▸ **TASK OBJECTIVE**: Write the listing out again, all of it, word for word.

>> START RECORDED INFORMATION

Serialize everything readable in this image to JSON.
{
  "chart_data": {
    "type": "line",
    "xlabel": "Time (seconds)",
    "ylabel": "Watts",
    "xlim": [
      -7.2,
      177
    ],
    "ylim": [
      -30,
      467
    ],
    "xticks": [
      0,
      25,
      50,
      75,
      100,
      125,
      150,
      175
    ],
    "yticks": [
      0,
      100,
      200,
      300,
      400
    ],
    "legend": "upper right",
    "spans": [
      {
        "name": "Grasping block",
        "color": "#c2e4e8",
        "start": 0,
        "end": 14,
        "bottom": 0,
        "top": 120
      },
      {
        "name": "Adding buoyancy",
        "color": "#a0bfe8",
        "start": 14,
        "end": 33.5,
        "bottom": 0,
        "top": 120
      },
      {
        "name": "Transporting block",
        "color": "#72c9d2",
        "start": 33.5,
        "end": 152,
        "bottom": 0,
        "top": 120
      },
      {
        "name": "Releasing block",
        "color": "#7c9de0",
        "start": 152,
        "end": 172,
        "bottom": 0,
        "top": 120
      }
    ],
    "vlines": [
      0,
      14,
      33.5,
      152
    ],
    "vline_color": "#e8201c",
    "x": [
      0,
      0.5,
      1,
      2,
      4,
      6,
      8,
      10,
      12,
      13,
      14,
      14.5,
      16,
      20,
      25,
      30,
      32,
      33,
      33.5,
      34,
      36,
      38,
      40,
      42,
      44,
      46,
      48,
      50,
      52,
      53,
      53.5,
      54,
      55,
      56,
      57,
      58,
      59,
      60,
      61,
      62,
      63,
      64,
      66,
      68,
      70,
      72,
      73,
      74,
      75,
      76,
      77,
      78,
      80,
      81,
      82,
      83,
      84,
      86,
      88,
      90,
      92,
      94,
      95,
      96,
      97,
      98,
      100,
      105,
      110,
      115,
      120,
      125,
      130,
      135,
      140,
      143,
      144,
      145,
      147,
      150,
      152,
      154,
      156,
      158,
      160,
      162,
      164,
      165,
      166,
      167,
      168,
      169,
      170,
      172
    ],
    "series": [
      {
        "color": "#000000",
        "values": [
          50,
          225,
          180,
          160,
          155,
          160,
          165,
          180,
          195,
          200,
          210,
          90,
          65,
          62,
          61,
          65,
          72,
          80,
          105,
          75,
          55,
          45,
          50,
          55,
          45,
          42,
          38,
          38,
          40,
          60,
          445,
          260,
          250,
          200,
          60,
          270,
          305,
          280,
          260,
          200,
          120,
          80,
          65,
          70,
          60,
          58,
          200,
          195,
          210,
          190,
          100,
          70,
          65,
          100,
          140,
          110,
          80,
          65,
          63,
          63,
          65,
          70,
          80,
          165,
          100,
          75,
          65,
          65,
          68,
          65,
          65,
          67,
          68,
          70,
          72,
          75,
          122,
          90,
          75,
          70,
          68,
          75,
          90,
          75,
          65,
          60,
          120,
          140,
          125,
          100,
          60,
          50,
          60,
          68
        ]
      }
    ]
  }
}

>> END RECORDED INFORMATION

▸ **SOLVED EXERCISE**:
Serialize everything readable in this image to JSON.
{
  "chart_data": {
    "type": "line",
    "xlabel": "Time (seconds)",
    "ylabel": "Watts",
    "xlim": [
      -7.2,
      177
    ],
    "ylim": [
      -30,
      467
    ],
    "xticks": [
      0,
      25,
      50,
      75,
      100,
      125,
      150,
      175
    ],
    "yticks": [
      0,
      100,
      200,
      300,
      400
    ],
    "legend": "upper right",
    "spans": [
      {
        "name": "Grasping block",
        "color": "#c2e4e8",
        "start": 0,
        "end": 14,
        "bottom": 0,
        "top": 120
      },
      {
        "name": "Adding buoyancy",
        "color": "#a0bfe8",
        "start": 14,
        "end": 33.5,
        "bottom": 0,
        "top": 120
      },
      {
        "name": "Transporting block",
        "color": "#72c9d2",
        "start": 33.5,
        "end": 152,
        "bottom": 0,
        "top": 120
      },
      {
        "name": "Releasing block",
        "color": "#7c9de0",
        "start": 152,
        "end": 172,
        "bottom": 0,
        "top": 120
      }
    ],
    "vlines": [
      0,
      14,
      33.5,
      152
    ],
    "vline_color": "#e8201c",
    "x": [
      0,
      0.5,
      1,
      2,
      4,
      6,
      8,
      10,
      12,
      13,
      14,
      14.5,
      16,
      20,
      25,
      30,
      32,
      33,
      33.5,
      34,
      36,
      38,
      40,
      42,
      44,
      46,
      48,
      50,
      52,
      53,
      53.5,
      54,
      55,
      56,
      57,
      58,
      59,
      60,
      61,
      62,
      63,
      64,
      66,
      68,
      70,
      72,
      73,
      74,
      75,
      76,
      77,
      78,
      80,
      81,
      82,
      83,
      84,
      86,
      88,
      90,
      92,
      94,
      95,
      96,
      97,
      98,
      100,
      105,
      110,
      115,
      120,
      125,
      130,
      135,
      140,
      143,
      144,
      145,
      147,
      150,
      152,
      154,
      156,
      158,
      160,
      162,
      164,
      165,
      166,
      167,
      168,
      169,
      170,
      172
    ],
    "series": [
      {
        "color": "#000000",
        "values": [
          50,
          225,
          180,
          160,
          155,
          160,
          165,
          180,
          195,
          200,
          210,
          90,
          65,
          62,
          61,
          65,
          72,
          80,
          105,
          75,
          55,
          45,
          50,
          55,
          45,
          42,
          38,
          38,
          40,
          60,
          445,
          260,
          250,
          200,
          60,
          270,
          305,
          280,
          260,
          200,
          120,
          80,
          65,
          70,
          60,
          58,
          200,
          195,
          210,
          190,
          100,
          70,
          65,
          100,
          140,
          110,
          80,
          65,
          63,
          63,
          65,
          70,
          80,
          165,
          100,
          75,
          65,
          65,
          68,
          65,
          65,
          67,
          68,
          70,
          72,
          75,
          122,
          90,
          75,
          70,
          68,
          75,
          90,
          75,
          65,
          60,
          120,
          140,
          125,
          100,
          60,
          50,
          60,
          68
        ]
      }
    ]
  }
}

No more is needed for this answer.